== Task instructions ==
1. Answer these questions using the passage about Shasta and Bree below, one answer per line, each marked with the matching letter.
(a) Who is Hwin's rider?
(b) Which of the twin brothers was born first?
(c) Whom does Susan escape marriage to?
2. In the passage about Shasta and Bree, copy out everything from "Edmund, Lucy, Peter" down to "grand for Narnia?", word for word.

== Extract to read ==
We have a familiar fairy tale trope here:  a prince is abducted and brought up by a poor family. Shasta meets talking horse Bree.  They set out for Narnia, meeting another talking horse Hwin and her rider, the runaway princess Aravis.

Eventually, Shasta is mistaken for the Prince Corin. Later we establish that Shasta is really Corin’s twin brother,  Cor.  Cor is the rightful heir to the throne and he is the one that was born first. Corin is full of fun and often takes unnecessary risks that land him in trouble. Cor is more cautious but less experienced in battle.

Edmund, Lucy, Peter and Susan are still kings and queens in Narnia.  Susan escapes marriage to Rabadash.  Lucy, Peter and Edmund are active in the battle with the Calormens. Susan waits behind at the castle. Is this a hint that she is already growing too grand for Narnia?

== Supplied entries ==
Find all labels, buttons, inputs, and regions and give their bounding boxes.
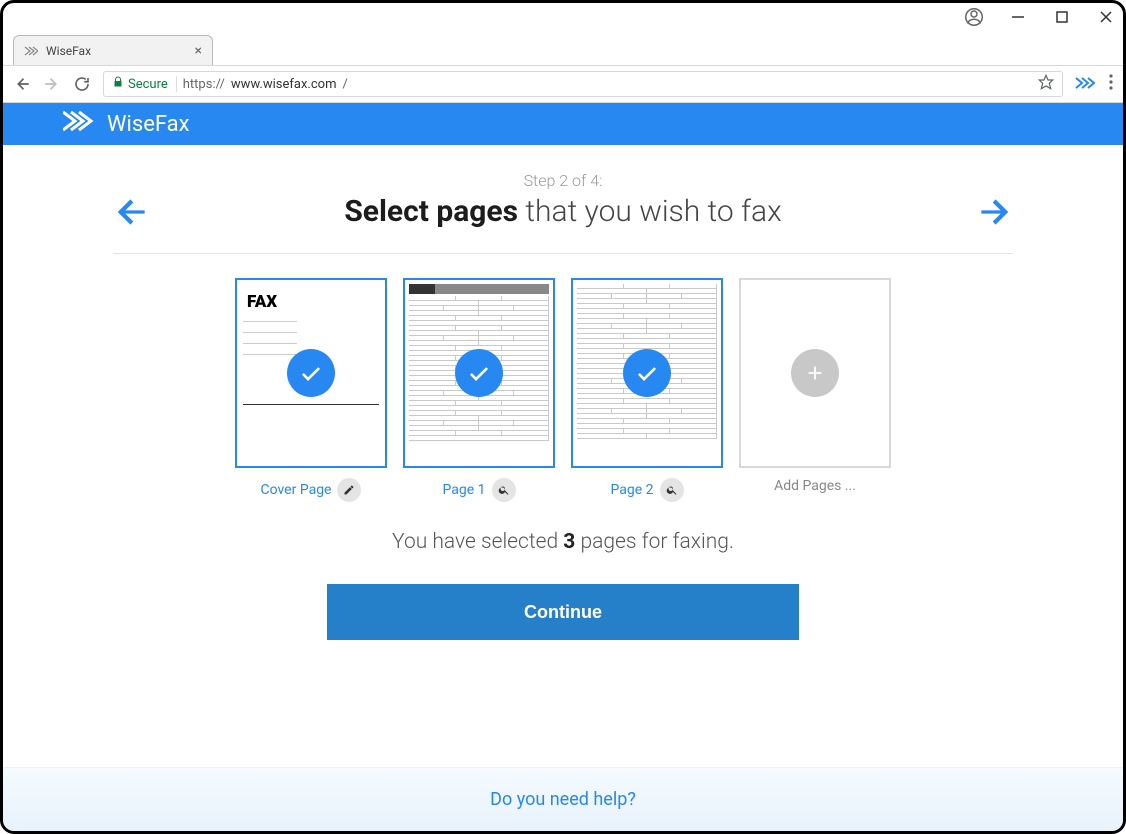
page2-label-row: Page 2 [611,478,684,502]
cover-fax-text: FAX [243,286,379,316]
page1-label[interactable]: Page 1 [443,482,486,498]
heading-row: Select pages that you wish to fax [113,194,1013,254]
zoom-page2-button[interactable] [660,478,684,502]
thumbnail-cover-page[interactable]: FAX [235,278,387,468]
address-bar: Secure https:// www.wisefax.com / [3,65,1123,103]
add-pages-label-row: Add Pages ... [774,478,856,494]
close-icon[interactable] [1097,8,1115,26]
brand-header: WiseFax [3,103,1123,145]
selected-check-icon [455,349,503,397]
tab-favicon-icon [24,44,38,58]
next-step-arrow-icon[interactable] [975,193,1013,231]
step-label: Step 2 of 4: [113,171,1013,190]
bookmark-star-icon[interactable] [1038,74,1054,94]
summary-suffix: pages for faxing. [575,530,734,554]
heading-bold: Select pages [344,194,518,229]
url-path: / [342,77,347,92]
edit-cover-button[interactable] [337,478,361,502]
forward-icon [43,75,61,93]
secure-label: Secure [128,77,168,92]
tab-strip: WiseFax × [3,31,1123,65]
summary-prefix: You have selected [392,530,563,554]
help-bar[interactable]: Do you need help? [3,767,1123,831]
help-text: Do you need help? [490,789,636,810]
lock-icon [112,76,124,92]
thumbnail-page-2[interactable] [571,278,723,468]
secure-badge: Secure [112,76,177,92]
selected-check-icon [287,349,335,397]
page1-label-row: Page 1 [443,478,516,502]
summary-count: 3 [563,530,575,554]
tab-title: WiseFax [46,44,187,58]
plus-icon [791,349,839,397]
page2-label[interactable]: Page 2 [611,482,654,498]
url-host: www.wisefax.com [231,77,337,92]
window-titlebar [3,3,1123,31]
maximize-icon[interactable] [1053,8,1071,26]
heading-rest: that you wish to fax [518,194,782,229]
thumb-page1-col: Page 1 [403,278,555,502]
selected-check-icon [623,349,671,397]
thumb-add-col: Add Pages ... [739,278,891,502]
cover-page-label[interactable]: Cover Page [261,482,332,498]
tab-close-icon[interactable]: × [195,43,202,59]
url-scheme: https:// [183,77,225,92]
reload-icon[interactable] [73,75,91,93]
main-content: Step 2 of 4: Select pages that you wish … [3,145,1123,640]
add-pages-tile[interactable] [739,278,891,468]
cover-label-row: Cover Page [261,478,362,502]
thumb-page2-col: Page 2 [571,278,723,502]
selection-summary: You have selected 3 pages for faxing. [113,530,1013,554]
page-heading: Select pages that you wish to fax [344,194,781,229]
browser-window: WiseFax × Secure https:// www.wisefax.com… [0,0,1126,834]
prev-step-arrow-icon[interactable] [113,193,151,231]
minimize-icon[interactable] [1009,8,1027,26]
url-box[interactable]: Secure https:// www.wisefax.com / [103,71,1063,97]
zoom-page1-button[interactable] [492,478,516,502]
brand-name: WiseFax [107,112,190,137]
continue-button[interactable]: Continue [327,584,799,640]
add-pages-label[interactable]: Add Pages ... [774,478,856,494]
thumbnail-page-1[interactable] [403,278,555,468]
brand-logo-icon [63,109,97,139]
thumb-cover-col: FAX Cover Page [235,278,387,502]
menu-dots-icon[interactable] [1109,74,1113,94]
back-icon[interactable] [13,75,31,93]
thumbnail-row: FAX Cover Page [113,278,1013,502]
browser-tab[interactable]: WiseFax × [13,35,213,65]
toolbar-right [1075,74,1113,94]
extension-icon[interactable] [1075,75,1095,94]
profile-icon[interactable] [965,8,983,26]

== Written responses ==
1.
(a) The runaway princess Aravis
(b) Cor
(c) Rabadash

2.
Edmund, Lucy, Peter and Susan are still kings and queens in Narnia.  Susan escapes marriage to Rabadash.  Lucy, Peter and Edmund are active in the battle with the Calormens. Susan waits behind at the castle. Is this a hint that she is already growing too grand for Narnia?